Dataset records:
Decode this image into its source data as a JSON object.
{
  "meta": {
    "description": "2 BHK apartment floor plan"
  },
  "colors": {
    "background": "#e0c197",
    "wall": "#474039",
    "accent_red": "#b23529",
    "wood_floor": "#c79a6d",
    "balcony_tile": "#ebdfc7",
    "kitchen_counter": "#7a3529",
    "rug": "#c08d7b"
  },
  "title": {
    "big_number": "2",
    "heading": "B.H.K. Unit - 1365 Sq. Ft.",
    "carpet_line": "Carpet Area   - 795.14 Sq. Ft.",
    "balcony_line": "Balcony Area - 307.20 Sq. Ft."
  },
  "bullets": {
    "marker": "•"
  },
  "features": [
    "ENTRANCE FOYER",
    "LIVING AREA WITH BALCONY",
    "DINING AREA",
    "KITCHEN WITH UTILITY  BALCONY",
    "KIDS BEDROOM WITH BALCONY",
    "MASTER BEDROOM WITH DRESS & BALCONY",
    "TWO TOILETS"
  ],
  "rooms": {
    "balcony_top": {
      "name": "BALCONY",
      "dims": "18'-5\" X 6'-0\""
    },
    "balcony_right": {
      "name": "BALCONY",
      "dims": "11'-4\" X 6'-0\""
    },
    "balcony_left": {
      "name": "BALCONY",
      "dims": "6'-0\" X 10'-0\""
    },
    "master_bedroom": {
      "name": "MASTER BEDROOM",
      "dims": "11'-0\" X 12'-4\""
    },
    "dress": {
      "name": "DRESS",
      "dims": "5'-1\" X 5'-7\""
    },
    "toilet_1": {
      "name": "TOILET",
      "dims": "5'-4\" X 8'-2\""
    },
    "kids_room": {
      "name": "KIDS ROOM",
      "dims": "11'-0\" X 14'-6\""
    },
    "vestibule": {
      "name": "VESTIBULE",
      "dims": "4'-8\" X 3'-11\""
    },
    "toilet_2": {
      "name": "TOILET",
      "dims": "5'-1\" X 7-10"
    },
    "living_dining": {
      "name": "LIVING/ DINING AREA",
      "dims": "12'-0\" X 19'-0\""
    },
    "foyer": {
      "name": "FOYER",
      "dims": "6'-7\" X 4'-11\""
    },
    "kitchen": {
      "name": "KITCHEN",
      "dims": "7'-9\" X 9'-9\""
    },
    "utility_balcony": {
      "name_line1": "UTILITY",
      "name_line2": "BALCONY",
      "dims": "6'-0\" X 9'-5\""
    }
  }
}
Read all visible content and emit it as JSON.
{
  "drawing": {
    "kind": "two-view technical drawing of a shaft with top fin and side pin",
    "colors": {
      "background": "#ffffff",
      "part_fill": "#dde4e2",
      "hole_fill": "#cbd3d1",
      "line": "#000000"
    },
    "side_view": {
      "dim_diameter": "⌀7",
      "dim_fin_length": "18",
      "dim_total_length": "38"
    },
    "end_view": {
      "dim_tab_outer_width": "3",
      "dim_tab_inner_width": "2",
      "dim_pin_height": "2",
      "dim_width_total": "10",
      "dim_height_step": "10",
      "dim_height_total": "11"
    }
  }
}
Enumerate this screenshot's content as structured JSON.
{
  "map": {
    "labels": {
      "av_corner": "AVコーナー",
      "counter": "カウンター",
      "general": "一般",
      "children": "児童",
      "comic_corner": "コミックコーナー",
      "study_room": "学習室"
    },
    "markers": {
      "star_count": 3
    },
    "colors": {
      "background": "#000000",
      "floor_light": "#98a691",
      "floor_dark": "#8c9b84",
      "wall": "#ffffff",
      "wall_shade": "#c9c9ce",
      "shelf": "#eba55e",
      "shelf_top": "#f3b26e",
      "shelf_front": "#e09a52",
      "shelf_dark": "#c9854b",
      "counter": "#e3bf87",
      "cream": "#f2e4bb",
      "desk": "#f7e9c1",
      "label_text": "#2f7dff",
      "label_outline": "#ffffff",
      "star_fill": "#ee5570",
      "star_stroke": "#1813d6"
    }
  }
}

__Set exercise__:
All records above must be set down exactly, please.

__Output for this task__:
Decode this image into its source data as a JSON object.
{
  "meta": {
    "description": "2 BHK apartment floor plan"
  },
  "colors": {
    "background": "#e0c197",
    "wall": "#474039",
    "accent_red": "#b23529",
    "wood_floor": "#c79a6d",
    "balcony_tile": "#ebdfc7",
    "kitchen_counter": "#7a3529",
    "rug": "#c08d7b"
  },
  "title": {
    "big_number": "2",
    "heading": "B.H.K. Unit - 1365 Sq. Ft.",
    "carpet_line": "Carpet Area   - 795.14 Sq. Ft.",
    "balcony_line": "Balcony Area - 307.20 Sq. Ft."
  },
  "bullets": {
    "marker": "•"
  },
  "features": [
    "ENTRANCE FOYER",
    "LIVING AREA WITH BALCONY",
    "DINING AREA",
    "KITCHEN WITH UTILITY  BALCONY",
    "KIDS BEDROOM WITH BALCONY",
    "MASTER BEDROOM WITH DRESS & BALCONY",
    "TWO TOILETS"
  ],
  "rooms": {
    "balcony_top": {
      "name": "BALCONY",
      "dims": "18'-5\" X 6'-0\""
    },
    "balcony_right": {
      "name": "BALCONY",
      "dims": "11'-4\" X 6'-0\""
    },
    "balcony_left": {
      "name": "BALCONY",
      "dims": "6'-0\" X 10'-0\""
    },
    "master_bedroom": {
      "name": "MASTER BEDROOM",
      "dims": "11'-0\" X 12'-4\""
    },
    "dress": {
      "name": "DRESS",
      "dims": "5'-1\" X 5'-7\""
    },
    "toilet_1": {
      "name": "TOILET",
      "dims": "5'-4\" X 8'-2\""
    },
    "kids_room": {
      "name": "KIDS ROOM",
      "dims": "11'-0\" X 14'-6\""
    },
    "vestibule": {
      "name": "VESTIBULE",
      "dims": "4'-8\" X 3'-11\""
    },
    "toilet_2": {
      "name": "TOILET",
      "dims": "5'-1\" X 7-10"
    },
    "living_dining": {
      "name": "LIVING/ DINING AREA",
      "dims": "12'-0\" X 19'-0\""
    },
    "foyer": {
      "name": "FOYER",
      "dims": "6'-7\" X 4'-11\""
    },
    "kitchen": {
      "name": "KITCHEN",
      "dims": "7'-9\" X 9'-9\""
    },
    "utility_balcony": {
      "name_line1": "UTILITY",
      "name_line2": "BALCONY",
      "dims": "6'-0\" X 9'-5\""
    }
  }
}
Read all visible content and emit it as JSON.
{
  "drawing": {
    "kind": "two-view technical drawing of a shaft with top fin and side pin",
    "colors": {
      "background": "#ffffff",
      "part_fill": "#dde4e2",
      "hole_fill": "#cbd3d1",
      "line": "#000000"
    },
    "side_view": {
      "dim_diameter": "⌀7",
      "dim_fin_length": "18",
      "dim_total_length": "38"
    },
    "end_view": {
      "dim_tab_outer_width": "3",
      "dim_tab_inner_width": "2",
      "dim_pin_height": "2",
      "dim_width_total": "10",
      "dim_height_step": "10",
      "dim_height_total": "11"
    }
  }
}
Enumerate this screenshot's content as structured JSON.
{
  "map": {
    "labels": {
      "av_corner": "AVコーナー",
      "counter": "カウンター",
      "general": "一般",
      "children": "児童",
      "comic_corner": "コミックコーナー",
      "study_room": "学習室"
    },
    "markers": {
      "star_count": 3
    },
    "colors": {
      "background": "#000000",
      "floor_light": "#98a691",
      "floor_dark": "#8c9b84",
      "wall": "#ffffff",
      "wall_shade": "#c9c9ce",
      "shelf": "#eba55e",
      "shelf_top": "#f3b26e",
      "shelf_front": "#e09a52",
      "shelf_dark": "#c9854b",
      "counter": "#e3bf87",
      "cream": "#f2e4bb",
      "desk": "#f7e9c1",
      "label_text": "#2f7dff",
      "label_outline": "#ffffff",
      "star_fill": "#ee5570",
      "star_stroke": "#1813d6"
    }
  }
}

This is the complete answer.